**WORK INSTRUCTION 1**
List the four morphometric measurements that the abstract on demyelination in rats says were recorded for the brain and hippocampus.
**WORK INSTRUCTION 2**
According to the abstract on demyelination in rats, what substance was injected to induce demyelination?

**SOURCE TEXT**
· · ·

Dimorphic evaluation of hippocampal changes in rat model of demyelination: A comparative functional, morphometric, and histological study

Abstract Background Multiple sclerosis (MS) is the most common autoimmune disease. Progressive depletion of the brain and spinal cord tissue appears at the onset of the disease. Several studies have shown the increased size of the ventricles of the brain and decreases in the area of the corpus callosum and the width of the brain. Other important symptoms of this disease are cognitive, learning, and memory disorders. Aim The aim of this study was to compare morphometric, histological, and functional changes in the demyelination model in both sexes. Materials and methods In this experimental study, male and female Wistar rats were studied in four experimental groups. Demyelination was induced by the injection of ethidium bromide in the ventricular region. The chronic effect of demyelination on spatial memory, movement, and coordination was investigated using the Morris Water Maze (MWM), and clinical and balance beam tests, respectively. Myelin degradation, cell death and neurogenesis were estimated using Luxol Fast Blue staining and immunohistochemistry (Caspase‐3 and Nestin markers). In addition, morphometric findings were recorded for the brain and hippocampus (weight, volume, length, width). Result Demyelination increased the time and distance index and decreased the residence time in the target quarter in the water maze test (p < .001). It also increases the neuromuscular and modified neurological severity score (p < .01). Demyelination increases caspase‐3 (p < .05) expression and decreases Nestin expression (p < .001), which are directly related to the extent of damage. Conclusion This study showed an interaction between hippocampal structural and functional networks in explaining spatial learning and memory in the early stages of MS.

· · ·

**EXTRACTED INFORMATION**

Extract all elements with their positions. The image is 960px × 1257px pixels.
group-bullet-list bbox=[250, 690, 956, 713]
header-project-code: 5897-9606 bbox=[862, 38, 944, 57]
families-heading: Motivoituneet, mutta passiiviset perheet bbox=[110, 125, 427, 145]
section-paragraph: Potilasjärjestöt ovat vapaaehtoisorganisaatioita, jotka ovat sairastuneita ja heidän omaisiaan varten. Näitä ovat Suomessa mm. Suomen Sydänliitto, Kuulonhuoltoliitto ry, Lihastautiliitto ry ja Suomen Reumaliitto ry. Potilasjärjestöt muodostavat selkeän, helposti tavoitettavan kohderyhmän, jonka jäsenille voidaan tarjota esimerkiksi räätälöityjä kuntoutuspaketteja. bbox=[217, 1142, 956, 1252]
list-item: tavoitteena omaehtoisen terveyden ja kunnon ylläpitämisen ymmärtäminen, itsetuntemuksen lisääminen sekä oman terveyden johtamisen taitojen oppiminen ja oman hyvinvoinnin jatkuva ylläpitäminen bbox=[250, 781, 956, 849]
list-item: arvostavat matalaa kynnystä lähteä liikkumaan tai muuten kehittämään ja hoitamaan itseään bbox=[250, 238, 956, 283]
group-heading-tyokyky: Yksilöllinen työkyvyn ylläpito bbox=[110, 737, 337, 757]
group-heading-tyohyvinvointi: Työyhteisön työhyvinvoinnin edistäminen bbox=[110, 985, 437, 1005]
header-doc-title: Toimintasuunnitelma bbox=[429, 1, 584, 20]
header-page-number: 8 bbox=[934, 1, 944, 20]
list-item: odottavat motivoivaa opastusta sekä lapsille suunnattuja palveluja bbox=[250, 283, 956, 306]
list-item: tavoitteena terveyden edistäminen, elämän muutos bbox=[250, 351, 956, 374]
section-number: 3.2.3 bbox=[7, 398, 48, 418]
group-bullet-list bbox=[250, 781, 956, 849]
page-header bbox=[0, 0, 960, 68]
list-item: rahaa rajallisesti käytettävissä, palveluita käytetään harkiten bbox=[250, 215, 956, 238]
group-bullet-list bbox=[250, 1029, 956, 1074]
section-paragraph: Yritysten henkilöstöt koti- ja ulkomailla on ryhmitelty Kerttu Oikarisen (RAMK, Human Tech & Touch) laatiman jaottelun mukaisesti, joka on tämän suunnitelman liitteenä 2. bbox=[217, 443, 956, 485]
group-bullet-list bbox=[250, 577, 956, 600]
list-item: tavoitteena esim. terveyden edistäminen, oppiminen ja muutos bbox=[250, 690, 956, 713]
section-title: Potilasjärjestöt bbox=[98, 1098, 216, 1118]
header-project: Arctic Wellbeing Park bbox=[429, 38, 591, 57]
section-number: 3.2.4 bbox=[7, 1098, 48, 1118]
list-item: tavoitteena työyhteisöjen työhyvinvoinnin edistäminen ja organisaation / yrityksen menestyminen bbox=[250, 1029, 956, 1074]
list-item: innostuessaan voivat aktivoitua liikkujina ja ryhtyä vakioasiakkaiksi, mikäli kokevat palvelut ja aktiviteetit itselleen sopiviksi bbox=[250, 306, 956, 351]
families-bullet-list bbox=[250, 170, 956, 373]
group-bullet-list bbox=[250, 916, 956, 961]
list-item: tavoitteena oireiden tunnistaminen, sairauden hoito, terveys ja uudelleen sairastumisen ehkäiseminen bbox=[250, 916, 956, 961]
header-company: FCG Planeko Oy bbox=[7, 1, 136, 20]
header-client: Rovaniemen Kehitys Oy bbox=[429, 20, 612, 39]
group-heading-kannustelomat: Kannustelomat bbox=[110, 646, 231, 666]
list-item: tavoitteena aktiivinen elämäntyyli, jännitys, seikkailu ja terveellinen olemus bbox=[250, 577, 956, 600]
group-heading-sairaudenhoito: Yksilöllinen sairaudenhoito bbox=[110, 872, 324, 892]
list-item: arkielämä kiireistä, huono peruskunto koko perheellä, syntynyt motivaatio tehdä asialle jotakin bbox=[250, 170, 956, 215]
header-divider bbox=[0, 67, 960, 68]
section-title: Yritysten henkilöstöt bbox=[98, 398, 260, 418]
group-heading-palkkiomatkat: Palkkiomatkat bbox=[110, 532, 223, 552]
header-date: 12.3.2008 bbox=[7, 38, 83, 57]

· · ·

**OUTPUT 1**
Weight, volume, length, and width.

**OUTPUT 2**
Ethidium bromide.